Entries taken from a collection
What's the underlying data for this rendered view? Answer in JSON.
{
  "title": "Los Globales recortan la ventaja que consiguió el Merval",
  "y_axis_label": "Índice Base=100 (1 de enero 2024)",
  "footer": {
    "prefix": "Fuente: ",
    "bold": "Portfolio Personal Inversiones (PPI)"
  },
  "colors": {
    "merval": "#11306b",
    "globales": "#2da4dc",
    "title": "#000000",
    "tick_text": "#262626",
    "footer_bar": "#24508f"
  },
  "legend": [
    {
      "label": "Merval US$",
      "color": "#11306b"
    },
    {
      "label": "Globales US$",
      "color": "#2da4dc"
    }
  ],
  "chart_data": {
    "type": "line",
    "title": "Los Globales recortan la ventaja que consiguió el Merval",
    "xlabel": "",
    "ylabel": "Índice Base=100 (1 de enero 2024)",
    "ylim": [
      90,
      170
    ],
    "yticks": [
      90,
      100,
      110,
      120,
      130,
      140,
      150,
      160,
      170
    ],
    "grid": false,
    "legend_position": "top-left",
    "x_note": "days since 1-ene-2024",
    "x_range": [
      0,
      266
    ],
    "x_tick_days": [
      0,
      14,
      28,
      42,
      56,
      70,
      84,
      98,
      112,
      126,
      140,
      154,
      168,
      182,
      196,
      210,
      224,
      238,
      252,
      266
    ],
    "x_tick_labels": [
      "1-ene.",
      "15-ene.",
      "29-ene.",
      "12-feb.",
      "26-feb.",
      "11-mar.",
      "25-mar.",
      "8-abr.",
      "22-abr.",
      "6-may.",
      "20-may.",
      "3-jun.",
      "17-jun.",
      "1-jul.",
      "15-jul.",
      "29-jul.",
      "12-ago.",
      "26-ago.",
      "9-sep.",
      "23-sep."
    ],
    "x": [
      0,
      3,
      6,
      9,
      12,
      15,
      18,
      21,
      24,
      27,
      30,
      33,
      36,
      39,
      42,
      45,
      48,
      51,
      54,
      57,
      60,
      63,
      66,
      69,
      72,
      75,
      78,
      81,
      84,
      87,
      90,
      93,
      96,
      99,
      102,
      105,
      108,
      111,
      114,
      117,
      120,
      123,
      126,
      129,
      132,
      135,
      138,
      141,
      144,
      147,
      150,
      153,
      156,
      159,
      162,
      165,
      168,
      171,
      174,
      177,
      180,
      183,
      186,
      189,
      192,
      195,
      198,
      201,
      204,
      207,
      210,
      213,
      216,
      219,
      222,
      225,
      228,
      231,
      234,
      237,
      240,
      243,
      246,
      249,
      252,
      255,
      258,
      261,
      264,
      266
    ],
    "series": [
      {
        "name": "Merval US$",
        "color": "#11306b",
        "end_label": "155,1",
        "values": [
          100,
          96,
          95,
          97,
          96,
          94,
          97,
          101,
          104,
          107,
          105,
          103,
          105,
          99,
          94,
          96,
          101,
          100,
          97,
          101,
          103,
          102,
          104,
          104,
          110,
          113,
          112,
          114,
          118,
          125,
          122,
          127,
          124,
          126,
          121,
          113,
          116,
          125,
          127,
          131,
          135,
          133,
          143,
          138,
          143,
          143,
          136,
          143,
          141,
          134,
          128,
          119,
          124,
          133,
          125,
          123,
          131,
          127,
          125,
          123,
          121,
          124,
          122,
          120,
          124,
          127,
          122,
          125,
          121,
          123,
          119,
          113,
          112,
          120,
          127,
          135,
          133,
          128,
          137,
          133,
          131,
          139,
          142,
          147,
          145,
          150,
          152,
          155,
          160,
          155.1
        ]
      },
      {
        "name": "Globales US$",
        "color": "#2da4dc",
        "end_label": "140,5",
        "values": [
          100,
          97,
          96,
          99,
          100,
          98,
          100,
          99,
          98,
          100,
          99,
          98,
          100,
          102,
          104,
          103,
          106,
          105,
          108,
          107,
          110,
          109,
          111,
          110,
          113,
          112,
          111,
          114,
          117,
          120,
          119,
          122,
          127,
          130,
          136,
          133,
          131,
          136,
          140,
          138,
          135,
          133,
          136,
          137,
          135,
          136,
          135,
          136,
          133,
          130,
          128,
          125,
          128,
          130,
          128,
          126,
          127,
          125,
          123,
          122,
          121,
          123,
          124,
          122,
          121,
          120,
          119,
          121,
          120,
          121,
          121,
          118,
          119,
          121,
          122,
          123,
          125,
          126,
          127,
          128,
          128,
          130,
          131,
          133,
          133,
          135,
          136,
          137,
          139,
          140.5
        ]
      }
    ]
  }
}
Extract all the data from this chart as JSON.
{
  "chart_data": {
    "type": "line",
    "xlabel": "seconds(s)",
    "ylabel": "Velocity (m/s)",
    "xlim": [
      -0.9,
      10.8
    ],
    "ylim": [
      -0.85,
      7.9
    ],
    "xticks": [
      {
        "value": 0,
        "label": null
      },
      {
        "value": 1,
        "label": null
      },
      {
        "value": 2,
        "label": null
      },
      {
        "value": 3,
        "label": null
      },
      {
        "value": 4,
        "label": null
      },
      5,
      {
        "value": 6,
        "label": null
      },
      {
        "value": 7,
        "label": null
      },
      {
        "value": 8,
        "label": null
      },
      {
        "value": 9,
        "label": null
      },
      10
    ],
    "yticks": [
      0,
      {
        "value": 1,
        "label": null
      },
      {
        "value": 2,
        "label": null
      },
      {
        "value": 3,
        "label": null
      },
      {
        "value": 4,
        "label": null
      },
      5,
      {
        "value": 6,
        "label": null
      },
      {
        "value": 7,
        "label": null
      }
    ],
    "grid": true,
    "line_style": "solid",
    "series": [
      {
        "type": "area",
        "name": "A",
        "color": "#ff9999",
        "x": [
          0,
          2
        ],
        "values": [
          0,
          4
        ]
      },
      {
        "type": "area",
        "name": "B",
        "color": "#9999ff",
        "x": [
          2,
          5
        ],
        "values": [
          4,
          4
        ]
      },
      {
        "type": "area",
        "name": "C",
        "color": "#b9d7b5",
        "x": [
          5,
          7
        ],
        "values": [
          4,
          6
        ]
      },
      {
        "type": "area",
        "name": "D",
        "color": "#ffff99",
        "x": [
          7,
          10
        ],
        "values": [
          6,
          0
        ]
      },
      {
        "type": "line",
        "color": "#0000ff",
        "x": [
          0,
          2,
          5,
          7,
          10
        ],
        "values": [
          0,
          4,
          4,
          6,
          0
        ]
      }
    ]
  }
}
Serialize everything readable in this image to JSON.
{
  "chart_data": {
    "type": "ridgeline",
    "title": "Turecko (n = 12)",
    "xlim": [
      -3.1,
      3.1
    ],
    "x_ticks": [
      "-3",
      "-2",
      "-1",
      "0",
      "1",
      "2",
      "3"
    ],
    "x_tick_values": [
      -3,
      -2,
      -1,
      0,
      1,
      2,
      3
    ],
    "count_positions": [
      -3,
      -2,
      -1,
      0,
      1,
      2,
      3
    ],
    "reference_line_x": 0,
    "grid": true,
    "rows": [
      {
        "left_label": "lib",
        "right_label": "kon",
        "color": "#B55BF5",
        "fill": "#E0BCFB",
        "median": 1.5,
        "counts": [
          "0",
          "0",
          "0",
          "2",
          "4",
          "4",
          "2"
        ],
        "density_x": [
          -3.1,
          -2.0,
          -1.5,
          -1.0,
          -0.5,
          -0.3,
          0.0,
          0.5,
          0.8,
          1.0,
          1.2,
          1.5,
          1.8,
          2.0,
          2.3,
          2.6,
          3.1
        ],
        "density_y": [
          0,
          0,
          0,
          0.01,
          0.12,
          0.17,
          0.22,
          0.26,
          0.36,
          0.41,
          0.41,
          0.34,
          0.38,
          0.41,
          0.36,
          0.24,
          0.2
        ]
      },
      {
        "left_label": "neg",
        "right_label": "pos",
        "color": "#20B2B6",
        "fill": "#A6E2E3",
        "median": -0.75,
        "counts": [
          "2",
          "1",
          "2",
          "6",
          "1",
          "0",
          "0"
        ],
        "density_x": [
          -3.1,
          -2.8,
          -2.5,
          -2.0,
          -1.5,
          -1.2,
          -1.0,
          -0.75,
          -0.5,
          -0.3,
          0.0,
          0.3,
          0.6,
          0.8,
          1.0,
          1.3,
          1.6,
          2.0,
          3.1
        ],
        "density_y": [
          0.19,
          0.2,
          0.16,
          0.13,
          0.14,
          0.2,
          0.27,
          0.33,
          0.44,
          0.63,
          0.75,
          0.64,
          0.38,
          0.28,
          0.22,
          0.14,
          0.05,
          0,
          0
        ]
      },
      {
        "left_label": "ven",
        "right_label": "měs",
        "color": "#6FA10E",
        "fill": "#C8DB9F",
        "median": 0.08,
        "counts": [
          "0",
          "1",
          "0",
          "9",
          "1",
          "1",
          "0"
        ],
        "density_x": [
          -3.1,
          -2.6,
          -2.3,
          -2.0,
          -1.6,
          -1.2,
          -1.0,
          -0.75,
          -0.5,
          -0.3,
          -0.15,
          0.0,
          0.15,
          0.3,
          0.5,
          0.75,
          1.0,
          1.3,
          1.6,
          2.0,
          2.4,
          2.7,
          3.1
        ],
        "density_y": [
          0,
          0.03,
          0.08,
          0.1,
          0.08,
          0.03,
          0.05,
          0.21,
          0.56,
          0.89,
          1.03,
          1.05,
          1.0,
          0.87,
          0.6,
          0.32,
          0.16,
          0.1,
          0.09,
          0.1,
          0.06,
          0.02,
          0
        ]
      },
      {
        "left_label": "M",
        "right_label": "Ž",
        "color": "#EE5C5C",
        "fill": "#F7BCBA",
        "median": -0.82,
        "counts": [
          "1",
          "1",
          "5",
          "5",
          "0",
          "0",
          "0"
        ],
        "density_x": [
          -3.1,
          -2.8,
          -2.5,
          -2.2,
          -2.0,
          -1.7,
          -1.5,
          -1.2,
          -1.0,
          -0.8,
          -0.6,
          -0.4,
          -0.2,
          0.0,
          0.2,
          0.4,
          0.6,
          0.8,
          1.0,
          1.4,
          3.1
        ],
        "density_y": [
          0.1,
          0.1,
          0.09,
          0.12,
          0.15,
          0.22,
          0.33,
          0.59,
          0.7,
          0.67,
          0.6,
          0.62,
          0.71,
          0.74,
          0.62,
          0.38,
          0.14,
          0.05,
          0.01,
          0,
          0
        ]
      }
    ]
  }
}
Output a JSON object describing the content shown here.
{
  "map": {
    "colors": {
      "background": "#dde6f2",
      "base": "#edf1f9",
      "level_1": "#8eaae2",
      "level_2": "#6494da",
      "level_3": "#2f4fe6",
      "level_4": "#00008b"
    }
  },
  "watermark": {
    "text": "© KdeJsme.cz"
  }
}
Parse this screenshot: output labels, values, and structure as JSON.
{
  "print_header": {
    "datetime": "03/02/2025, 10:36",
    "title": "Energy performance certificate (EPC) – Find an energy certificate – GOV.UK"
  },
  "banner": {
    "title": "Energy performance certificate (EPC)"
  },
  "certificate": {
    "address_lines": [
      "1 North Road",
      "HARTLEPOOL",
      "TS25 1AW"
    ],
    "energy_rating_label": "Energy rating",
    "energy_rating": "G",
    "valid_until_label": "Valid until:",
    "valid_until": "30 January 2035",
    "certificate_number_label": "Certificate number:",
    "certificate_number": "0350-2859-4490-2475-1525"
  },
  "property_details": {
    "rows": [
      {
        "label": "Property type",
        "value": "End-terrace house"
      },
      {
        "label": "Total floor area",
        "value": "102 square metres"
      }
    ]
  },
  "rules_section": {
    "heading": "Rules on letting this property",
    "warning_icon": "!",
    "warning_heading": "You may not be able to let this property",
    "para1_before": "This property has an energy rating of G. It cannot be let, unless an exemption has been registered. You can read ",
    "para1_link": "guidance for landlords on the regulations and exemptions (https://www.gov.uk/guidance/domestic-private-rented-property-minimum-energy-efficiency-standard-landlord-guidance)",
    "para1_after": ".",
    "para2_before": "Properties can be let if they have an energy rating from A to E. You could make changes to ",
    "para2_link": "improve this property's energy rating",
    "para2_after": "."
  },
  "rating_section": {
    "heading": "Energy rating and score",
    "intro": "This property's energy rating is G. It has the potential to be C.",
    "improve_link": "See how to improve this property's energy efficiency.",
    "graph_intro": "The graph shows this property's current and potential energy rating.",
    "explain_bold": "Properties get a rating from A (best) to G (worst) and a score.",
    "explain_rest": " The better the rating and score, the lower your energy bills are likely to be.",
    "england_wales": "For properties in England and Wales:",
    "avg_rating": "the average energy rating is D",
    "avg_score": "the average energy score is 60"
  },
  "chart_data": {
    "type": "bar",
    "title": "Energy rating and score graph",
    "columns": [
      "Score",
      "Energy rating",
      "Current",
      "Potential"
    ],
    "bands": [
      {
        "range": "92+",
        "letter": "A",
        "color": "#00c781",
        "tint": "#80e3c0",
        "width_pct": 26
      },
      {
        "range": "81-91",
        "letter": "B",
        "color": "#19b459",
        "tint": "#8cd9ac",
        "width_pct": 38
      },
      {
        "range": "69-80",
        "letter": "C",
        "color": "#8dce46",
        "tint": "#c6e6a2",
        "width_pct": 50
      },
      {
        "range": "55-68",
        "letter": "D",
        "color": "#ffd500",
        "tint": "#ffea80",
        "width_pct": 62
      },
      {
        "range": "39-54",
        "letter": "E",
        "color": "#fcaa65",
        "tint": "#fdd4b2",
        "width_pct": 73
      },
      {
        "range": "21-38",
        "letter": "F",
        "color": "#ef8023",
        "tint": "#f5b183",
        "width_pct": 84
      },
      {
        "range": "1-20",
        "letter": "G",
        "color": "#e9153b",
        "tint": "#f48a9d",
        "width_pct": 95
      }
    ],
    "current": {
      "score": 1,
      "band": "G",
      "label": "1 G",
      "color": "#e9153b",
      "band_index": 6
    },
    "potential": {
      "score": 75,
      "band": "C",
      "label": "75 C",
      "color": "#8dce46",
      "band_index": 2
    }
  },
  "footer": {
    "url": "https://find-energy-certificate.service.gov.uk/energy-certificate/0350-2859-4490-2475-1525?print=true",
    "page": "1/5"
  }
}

Task goal:
From the listing above, pick out each line where the word "title" appears.

Complete response:
  "title": "Los Globales recortan la ventaja que consiguió el Merval",
    "title": "#000000",
    "title": "Los Globales recortan la ventaja que consiguió el Merval",
    "title": "Turecko (n = 12)",
    "title": "Energy performance certificate (EPC) – Find an energy certificate – GOV.UK"
    "title": "Energy performance certificate (EPC)"
    "title": "Energy rating and score graph",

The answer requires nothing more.